More worrisome, however – and because it is also oriented towards future impacts – is Biden’s construct of vital concepts such as security, international peace and self-defense which has already displayed a consistent pattern during the first year of his term. The signs are already there, so let me bring them out to the surface for you.

Treating a counter-attack in self-defense as an original, first-move strike

This is a pattern that can be noticed already in Biden’s reading of what constitutes defense. It first struck me in a place where you might not think of looking. It originated from the criticism of the previous Trump administration’s support for the destructive Saudi Arabia campaign on Yemen, leaving Yemen as the biggest famine and disaster on the planet. To avoid the same criticism, the Biden administration decided to do what it always does – play technocratic and legalistic, and hope that people won’t notice. On the face of it, it looked like Biden ended US participation by ending the “offensive” support for Saudi Arabia. Then in the months after the February decision, reports started surfacing that the US actually continues doing the same, and now most recently, some troops from Afghanistan were redirected towards Yemen. Biden didn’t end Yemen; he set up a task force to examine and limit US military action only to defensive capabilities, which sounds good to a general observer. It reminds me of that famous Einstein saying that all the big decisions were to be taken by him and all the small decisions were to be taken by his wife, but there hasn’t been one big decision so far. So see, it just turns out that everything falls under defense, ask the lawyers. Usually no one would object to the well-established right to defend yourself. The problem with that is that the US is actually in Yemen. Treating any counter-strike and any response to your presence as an original, first-move attack is not only problematic but it also simply doesn’t work in legal terms. It goes along the lines of “well, I am already here anyways, so your counter-response in self-defense is actually an attack and I get to defend myself”. If the issue was only with terrorist or rebel organizations (because let’s face it, who cares about the Houthies in Yemen?) I don’t think we would be discussing this. But as you guessed it, this approach can already be traced as a pattern in Biden’s thinking and the way he forges alliances, draws red lines and allows things to happen, and it stretches to areas that most people definitely care about such as a possible military conflict between the US and China.

Let’s take the newest development from today. The US just announced that it has entered into a trilateral partnership with the UK and Australia in the Indo-Pacific, which is encirclement of China par excellence. Where it gets interesting is that the trilateral partnership is purported to be only for “advanced defense capabilities”. The equivalent of this is someone from another city squatting at the door step in your apartment, inviting two others to join, and then when in the morning you push them and step on them to go to work, the squatters claiming that you attacked them and calling the police on you in your own apartment. This is Biden’s concept of self-defense: since I am already here in your space, you are attacking me.

__________

◆ Given instruction A:
Transcribe the entries word for word, starting with the first entry and ending after the line that contains "bar-normal-regime — [407, 225, 426, 375]".

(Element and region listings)
__________

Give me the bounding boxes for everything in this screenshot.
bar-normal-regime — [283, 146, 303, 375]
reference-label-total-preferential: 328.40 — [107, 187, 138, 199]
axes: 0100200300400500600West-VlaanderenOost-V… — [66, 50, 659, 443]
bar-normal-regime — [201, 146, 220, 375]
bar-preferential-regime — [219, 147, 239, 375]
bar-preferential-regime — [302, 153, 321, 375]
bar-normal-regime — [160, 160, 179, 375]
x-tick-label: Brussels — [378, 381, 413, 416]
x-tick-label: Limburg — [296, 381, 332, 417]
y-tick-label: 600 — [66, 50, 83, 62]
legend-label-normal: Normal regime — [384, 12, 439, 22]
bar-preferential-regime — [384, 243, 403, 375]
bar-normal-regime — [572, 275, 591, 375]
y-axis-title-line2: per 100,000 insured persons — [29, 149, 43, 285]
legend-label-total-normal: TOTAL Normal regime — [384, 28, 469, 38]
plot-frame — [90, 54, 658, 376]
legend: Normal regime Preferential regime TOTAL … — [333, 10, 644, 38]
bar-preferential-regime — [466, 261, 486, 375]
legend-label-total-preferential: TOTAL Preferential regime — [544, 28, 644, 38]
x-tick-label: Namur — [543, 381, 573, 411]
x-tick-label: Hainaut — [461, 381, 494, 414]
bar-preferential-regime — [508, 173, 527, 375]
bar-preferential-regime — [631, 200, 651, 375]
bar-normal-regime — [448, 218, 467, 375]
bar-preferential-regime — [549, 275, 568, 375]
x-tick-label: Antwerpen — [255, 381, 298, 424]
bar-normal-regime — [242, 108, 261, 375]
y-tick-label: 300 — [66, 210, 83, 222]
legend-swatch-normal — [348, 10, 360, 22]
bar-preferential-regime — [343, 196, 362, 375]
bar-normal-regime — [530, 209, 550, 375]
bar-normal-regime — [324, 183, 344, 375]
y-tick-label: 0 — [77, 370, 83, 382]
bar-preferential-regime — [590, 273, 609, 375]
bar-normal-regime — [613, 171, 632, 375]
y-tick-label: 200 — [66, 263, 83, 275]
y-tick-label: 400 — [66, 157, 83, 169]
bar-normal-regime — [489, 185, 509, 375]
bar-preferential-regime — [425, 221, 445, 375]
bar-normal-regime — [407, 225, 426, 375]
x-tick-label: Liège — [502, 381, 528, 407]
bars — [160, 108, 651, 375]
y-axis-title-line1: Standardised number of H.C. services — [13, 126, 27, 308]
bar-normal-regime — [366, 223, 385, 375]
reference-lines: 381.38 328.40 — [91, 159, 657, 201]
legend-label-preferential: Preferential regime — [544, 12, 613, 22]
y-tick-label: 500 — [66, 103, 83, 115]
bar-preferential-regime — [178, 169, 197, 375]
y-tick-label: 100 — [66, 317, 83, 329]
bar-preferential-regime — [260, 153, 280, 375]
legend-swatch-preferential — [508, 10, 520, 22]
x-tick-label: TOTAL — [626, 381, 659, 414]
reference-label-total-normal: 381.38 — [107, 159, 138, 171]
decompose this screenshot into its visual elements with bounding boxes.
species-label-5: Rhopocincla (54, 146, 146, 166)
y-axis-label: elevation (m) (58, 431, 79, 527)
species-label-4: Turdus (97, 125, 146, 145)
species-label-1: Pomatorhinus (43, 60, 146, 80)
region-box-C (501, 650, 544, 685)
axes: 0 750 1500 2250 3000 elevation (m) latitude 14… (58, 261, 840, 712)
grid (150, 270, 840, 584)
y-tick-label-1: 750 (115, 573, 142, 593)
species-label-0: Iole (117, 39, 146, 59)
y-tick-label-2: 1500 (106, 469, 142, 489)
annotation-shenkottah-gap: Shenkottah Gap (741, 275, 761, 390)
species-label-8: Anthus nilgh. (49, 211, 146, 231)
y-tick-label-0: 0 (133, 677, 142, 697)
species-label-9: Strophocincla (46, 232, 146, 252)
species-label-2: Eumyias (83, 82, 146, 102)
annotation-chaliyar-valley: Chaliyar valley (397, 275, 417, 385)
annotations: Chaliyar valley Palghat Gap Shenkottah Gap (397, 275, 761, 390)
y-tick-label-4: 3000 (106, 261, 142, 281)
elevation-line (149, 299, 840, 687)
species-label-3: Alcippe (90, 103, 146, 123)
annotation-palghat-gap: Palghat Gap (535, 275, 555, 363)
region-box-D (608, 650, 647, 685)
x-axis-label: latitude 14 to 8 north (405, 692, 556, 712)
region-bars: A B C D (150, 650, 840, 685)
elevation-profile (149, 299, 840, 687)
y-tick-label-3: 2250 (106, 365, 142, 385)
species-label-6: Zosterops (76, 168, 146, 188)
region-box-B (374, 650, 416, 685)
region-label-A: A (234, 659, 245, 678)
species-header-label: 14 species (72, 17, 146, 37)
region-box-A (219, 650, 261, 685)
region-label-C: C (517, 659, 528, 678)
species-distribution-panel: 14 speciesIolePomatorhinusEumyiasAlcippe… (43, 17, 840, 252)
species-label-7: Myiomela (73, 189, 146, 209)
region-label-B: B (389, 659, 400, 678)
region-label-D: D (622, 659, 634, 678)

__________

◆ Given instruction B:
According to the extract on Biden's view of self-defense, which two countries entered the trilateral partnership in the Indo-Pacific with the US?

◆ Final result A:
Give me the bounding boxes for everything in this screenshot.
bar-normal-regime — [283, 146, 303, 375]
reference-label-total-preferential: 328.40 — [107, 187, 138, 199]
axes: 0100200300400500600West-VlaanderenOost-V… — [66, 50, 659, 443]
bar-normal-regime — [201, 146, 220, 375]
bar-preferential-regime — [219, 147, 239, 375]
bar-preferential-regime — [302, 153, 321, 375]
bar-normal-regime — [160, 160, 179, 375]
x-tick-label: Brussels — [378, 381, 413, 416]
x-tick-label: Limburg — [296, 381, 332, 417]
y-tick-label: 600 — [66, 50, 83, 62]
legend-label-normal: Normal regime — [384, 12, 439, 22]
bar-preferential-regime — [384, 243, 403, 375]
bar-normal-regime — [572, 275, 591, 375]
y-axis-title-line2: per 100,000 insured persons — [29, 149, 43, 285]
legend-label-total-normal: TOTAL Normal regime — [384, 28, 469, 38]
plot-frame — [90, 54, 658, 376]
legend: Normal regime Preferential regime TOTAL … — [333, 10, 644, 38]
bar-preferential-regime — [466, 261, 486, 375]
legend-label-total-preferential: TOTAL Preferential regime — [544, 28, 644, 38]
x-tick-label: Namur — [543, 381, 573, 411]
x-tick-label: Hainaut — [461, 381, 494, 414]
bar-preferential-regime — [508, 173, 527, 375]
bar-preferential-regime — [631, 200, 651, 375]
bar-normal-regime — [448, 218, 467, 375]
bar-preferential-regime — [549, 275, 568, 375]
x-tick-label: Antwerpen — [255, 381, 298, 424]
bar-normal-regime — [242, 108, 261, 375]
y-tick-label: 300 — [66, 210, 83, 222]
legend-swatch-normal — [348, 10, 360, 22]
bar-preferential-regime — [343, 196, 362, 375]
bar-normal-regime — [530, 209, 550, 375]
bar-normal-regime — [324, 183, 344, 375]
y-tick-label: 0 — [77, 370, 83, 382]
bar-preferential-regime — [590, 273, 609, 375]
bar-normal-regime — [613, 171, 632, 375]
y-tick-label: 200 — [66, 263, 83, 275]
y-tick-label: 400 — [66, 157, 83, 169]
bar-normal-regime — [489, 185, 509, 375]
bar-preferential-regime — [425, 221, 445, 375]
bar-normal-regime — [407, 225, 426, 375]

◆ Final result B:
The UK and Australia.